• _Exercise objective_: Please copy all the lines that follow, word for word.

━━━ Supplied records

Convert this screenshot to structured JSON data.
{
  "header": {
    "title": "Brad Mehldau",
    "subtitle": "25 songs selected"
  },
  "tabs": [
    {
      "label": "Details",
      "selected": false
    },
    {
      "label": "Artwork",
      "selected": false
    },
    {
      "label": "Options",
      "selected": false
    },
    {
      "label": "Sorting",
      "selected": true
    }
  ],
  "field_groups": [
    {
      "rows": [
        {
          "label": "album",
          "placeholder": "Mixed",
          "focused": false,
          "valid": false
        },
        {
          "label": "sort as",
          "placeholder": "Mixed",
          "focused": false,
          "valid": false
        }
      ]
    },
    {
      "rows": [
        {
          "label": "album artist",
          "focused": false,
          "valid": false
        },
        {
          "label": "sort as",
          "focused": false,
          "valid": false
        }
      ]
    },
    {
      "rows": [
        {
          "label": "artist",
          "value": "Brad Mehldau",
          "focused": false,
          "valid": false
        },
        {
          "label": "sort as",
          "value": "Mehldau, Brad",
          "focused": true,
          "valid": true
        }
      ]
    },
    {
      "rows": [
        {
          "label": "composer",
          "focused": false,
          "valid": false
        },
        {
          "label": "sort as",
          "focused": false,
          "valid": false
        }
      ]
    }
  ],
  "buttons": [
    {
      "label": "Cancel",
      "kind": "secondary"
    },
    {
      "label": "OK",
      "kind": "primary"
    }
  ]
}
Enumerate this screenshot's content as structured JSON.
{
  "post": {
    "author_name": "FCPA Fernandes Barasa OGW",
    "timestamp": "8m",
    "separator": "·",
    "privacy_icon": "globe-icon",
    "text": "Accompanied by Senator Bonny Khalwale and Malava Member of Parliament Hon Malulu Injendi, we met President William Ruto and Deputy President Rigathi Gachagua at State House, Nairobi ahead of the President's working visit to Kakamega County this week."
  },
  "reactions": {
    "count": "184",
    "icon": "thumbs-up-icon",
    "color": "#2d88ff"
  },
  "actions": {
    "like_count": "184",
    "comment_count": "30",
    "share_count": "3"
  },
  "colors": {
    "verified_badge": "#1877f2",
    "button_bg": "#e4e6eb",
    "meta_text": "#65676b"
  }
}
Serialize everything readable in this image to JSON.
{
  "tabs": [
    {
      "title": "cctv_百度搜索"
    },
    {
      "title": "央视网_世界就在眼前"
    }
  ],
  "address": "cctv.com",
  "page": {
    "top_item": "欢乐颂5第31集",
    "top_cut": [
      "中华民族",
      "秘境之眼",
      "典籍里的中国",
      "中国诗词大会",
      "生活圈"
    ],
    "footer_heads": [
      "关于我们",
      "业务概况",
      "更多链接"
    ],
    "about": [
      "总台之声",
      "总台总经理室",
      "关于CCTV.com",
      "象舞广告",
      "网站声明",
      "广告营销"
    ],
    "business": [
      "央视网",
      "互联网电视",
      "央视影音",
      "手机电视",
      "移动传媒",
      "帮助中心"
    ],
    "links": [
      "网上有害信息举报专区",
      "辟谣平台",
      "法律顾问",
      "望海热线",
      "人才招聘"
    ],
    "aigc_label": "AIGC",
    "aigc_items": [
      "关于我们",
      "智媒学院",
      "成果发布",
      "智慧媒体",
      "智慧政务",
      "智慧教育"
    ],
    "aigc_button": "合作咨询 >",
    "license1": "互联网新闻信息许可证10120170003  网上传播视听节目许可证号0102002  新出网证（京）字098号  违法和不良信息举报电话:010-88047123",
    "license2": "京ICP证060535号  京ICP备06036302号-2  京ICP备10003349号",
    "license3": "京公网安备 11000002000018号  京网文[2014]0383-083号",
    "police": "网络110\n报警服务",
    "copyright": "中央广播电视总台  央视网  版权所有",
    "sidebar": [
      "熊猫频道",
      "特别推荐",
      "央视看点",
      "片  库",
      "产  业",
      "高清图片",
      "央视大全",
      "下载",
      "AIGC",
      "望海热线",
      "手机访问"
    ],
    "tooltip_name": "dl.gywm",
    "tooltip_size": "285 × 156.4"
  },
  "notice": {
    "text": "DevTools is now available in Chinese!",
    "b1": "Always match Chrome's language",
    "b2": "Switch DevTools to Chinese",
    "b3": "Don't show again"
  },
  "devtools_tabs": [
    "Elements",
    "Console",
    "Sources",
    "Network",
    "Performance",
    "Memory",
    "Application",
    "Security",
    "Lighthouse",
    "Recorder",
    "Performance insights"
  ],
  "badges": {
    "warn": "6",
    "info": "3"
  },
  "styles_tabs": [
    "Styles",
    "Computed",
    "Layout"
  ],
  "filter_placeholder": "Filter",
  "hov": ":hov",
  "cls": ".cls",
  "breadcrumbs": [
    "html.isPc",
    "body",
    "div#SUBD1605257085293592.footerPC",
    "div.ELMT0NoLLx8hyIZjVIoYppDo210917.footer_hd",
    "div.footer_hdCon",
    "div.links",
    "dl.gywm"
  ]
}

━━━━━━

• _Problem solution_:
Convert this screenshot to structured JSON data.
{
  "header": {
    "title": "Brad Mehldau",
    "subtitle": "25 songs selected"
  },
  "tabs": [
    {
      "label": "Details",
      "selected": false
    },
    {
      "label": "Artwork",
      "selected": false
    },
    {
      "label": "Options",
      "selected": false
    },
    {
      "label": "Sorting",
      "selected": true
    }
  ],
  "field_groups": [
    {
      "rows": [
        {
          "label": "album",
          "placeholder": "Mixed",
          "focused": false,
          "valid": false
        },
        {
          "label": "sort as",
          "placeholder": "Mixed",
          "focused": false,
          "valid": false
        }
      ]
    },
    {
      "rows": [
        {
          "label": "album artist",
          "focused": false,
          "valid": false
        },
        {
          "label": "sort as",
          "focused": false,
          "valid": false
        }
      ]
    },
    {
      "rows": [
        {
          "label": "artist",
          "value": "Brad Mehldau",
          "focused": false,
          "valid": false
        },
        {
          "label": "sort as",
          "value": "Mehldau, Brad",
          "focused": true,
          "valid": true
        }
      ]
    },
    {
      "rows": [
        {
          "label": "composer",
          "focused": false,
          "valid": false
        },
        {
          "label": "sort as",
          "focused": false,
          "valid": false
        }
      ]
    }
  ],
  "buttons": [
    {
      "label": "Cancel",
      "kind": "secondary"
    },
    {
      "label": "OK",
      "kind": "primary"
    }
  ]
}
Enumerate this screenshot's content as structured JSON.
{
  "post": {
    "author_name": "FCPA Fernandes Barasa OGW",
    "timestamp": "8m",
    "separator": "·",
    "privacy_icon": "globe-icon",
    "text": "Accompanied by Senator Bonny Khalwale and Malava Member of Parliament Hon Malulu Injendi, we met President William Ruto and Deputy President Rigathi Gachagua at State House, Nairobi ahead of the President's working visit to Kakamega County this week."
  },
  "reactions": {
    "count": "184",
    "icon": "thumbs-up-icon",
    "color": "#2d88ff"
  },
  "actions": {
    "like_count": "184",
    "comment_count": "30",
    "share_count": "3"
  },
  "colors": {
    "verified_badge": "#1877f2",
    "button_bg": "#e4e6eb",
    "meta_text": "#65676b"
  }
}
Serialize everything readable in this image to JSON.
{
  "tabs": [
    {
      "title": "cctv_百度搜索"
    },
    {
      "title": "央视网_世界就在眼前"
    }
  ],
  "address": "cctv.com",
  "page": {
    "top_item": "欢乐颂5第31集",
    "top_cut": [
      "中华民族",
      "秘境之眼",
      "典籍里的中国",
      "中国诗词大会",
      "生活圈"
    ],
    "footer_heads": [
      "关于我们",
      "业务概况",
      "更多链接"
    ],
    "about": [
      "总台之声",
      "总台总经理室",
      "关于CCTV.com",
      "象舞广告",
      "网站声明",
      "广告营销"
    ],
    "business": [
      "央视网",
      "互联网电视",
      "央视影音",
      "手机电视",
      "移动传媒",
      "帮助中心"
    ],
    "links": [
      "网上有害信息举报专区",
      "辟谣平台",
      "法律顾问",
      "望海热线",
      "人才招聘"
    ],
    "aigc_label": "AIGC",
    "aigc_items": [
      "关于我们",
      "智媒学院",
      "成果发布",
      "智慧媒体",
      "智慧政务",
      "智慧教育"
    ],
    "aigc_button": "合作咨询 >",
    "license1": "互联网新闻信息许可证10120170003  网上传播视听节目许可证号0102002  新出网证（京）字098号  违法和不良信息举报电话:010-88047123",
    "license2": "京ICP证060535号  京ICP备06036302号-2  京ICP备10003349号",
    "license3": "京公网安备 11000002000018号  京网文[2014]0383-083号",
    "police": "网络110\n报警服务",
    "copyright": "中央广播电视总台  央视网  版权所有",
    "sidebar": [
      "熊猫频道",
      "特别推荐",
      "央视看点",
      "片  库",
      "产  业",
      "高清图片",
      "央视大全",
      "下载",
      "AIGC",
      "望海热线",
      "手机访问"
    ],
    "tooltip_name": "dl.gywm",
    "tooltip_size": "285 × 156.4"
  },
  "notice": {
    "text": "DevTools is now available in Chinese!",
    "b1": "Always match Chrome's language",
    "b2": "Switch DevTools to Chinese",
    "b3": "Don't show again"
  },
  "devtools_tabs": [
    "Elements",
    "Console",
    "Sources",
    "Network",
    "Performance",
    "Memory",
    "Application",
    "Security",
    "Lighthouse",
    "Recorder",
    "Performance insights"
  ],
  "badges": {
    "warn": "6",
    "info": "3"
  },
  "styles_tabs": [
    "Styles",
    "Computed",
    "Layout"
  ],
  "filter_placeholder": "Filter",
  "hov": ":hov",
  "cls": ".cls",
  "breadcrumbs": [
    "html.isPc",
    "body",
    "div#SUBD1605257085293592.footerPC",
    "div.ELMT0NoLLx8hyIZjVIoYppDo210917.footer_hd",
    "div.footer_hdCon",
    "div.links",
    "dl.gywm"
  ]
}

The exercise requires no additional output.